INPUT DATA:
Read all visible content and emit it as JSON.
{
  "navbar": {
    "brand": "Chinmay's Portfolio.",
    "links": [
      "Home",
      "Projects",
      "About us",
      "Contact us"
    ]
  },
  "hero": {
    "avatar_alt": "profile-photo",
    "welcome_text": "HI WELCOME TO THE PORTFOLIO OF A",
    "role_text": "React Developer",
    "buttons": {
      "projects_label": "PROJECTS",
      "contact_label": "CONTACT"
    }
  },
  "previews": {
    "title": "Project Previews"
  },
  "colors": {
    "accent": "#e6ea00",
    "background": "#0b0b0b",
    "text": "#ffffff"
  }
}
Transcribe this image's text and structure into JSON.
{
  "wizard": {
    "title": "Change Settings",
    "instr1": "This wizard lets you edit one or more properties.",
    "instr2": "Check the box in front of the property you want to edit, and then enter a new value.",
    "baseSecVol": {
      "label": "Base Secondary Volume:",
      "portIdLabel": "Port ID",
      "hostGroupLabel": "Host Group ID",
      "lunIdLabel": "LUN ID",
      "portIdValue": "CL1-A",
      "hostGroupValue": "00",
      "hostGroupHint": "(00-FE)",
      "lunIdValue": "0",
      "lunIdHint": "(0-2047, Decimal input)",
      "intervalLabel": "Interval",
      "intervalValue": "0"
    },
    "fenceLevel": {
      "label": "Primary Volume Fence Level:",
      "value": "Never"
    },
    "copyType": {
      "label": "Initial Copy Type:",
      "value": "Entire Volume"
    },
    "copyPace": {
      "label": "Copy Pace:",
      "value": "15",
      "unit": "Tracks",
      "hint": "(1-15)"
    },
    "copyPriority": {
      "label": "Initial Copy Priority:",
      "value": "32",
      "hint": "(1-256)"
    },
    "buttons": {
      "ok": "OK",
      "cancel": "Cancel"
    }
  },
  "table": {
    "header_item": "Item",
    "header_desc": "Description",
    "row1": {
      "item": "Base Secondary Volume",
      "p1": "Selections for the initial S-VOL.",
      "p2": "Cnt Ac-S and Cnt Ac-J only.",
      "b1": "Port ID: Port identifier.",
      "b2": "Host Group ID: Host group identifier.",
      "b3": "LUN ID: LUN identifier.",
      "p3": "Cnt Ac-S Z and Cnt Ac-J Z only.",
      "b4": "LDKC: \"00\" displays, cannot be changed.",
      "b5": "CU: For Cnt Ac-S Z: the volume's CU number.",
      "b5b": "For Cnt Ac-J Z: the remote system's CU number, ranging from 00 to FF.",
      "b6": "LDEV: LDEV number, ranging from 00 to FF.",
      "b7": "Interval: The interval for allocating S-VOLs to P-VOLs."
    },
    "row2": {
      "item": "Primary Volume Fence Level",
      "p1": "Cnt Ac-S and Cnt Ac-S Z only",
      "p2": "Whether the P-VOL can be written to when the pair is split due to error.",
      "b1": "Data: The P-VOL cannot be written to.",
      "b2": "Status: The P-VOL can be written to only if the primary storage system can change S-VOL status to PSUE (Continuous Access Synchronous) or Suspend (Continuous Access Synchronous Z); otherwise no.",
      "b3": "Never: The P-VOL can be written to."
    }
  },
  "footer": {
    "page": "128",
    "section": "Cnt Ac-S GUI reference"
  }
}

AIM: Which lines hold the word "edit"? Copy every one of them.

TASK OUTPUT:
    "instr1": "This wizard lets you edit one or more properties.",
    "instr2": "Check the box in front of the property you want to edit, and then enter a new value.",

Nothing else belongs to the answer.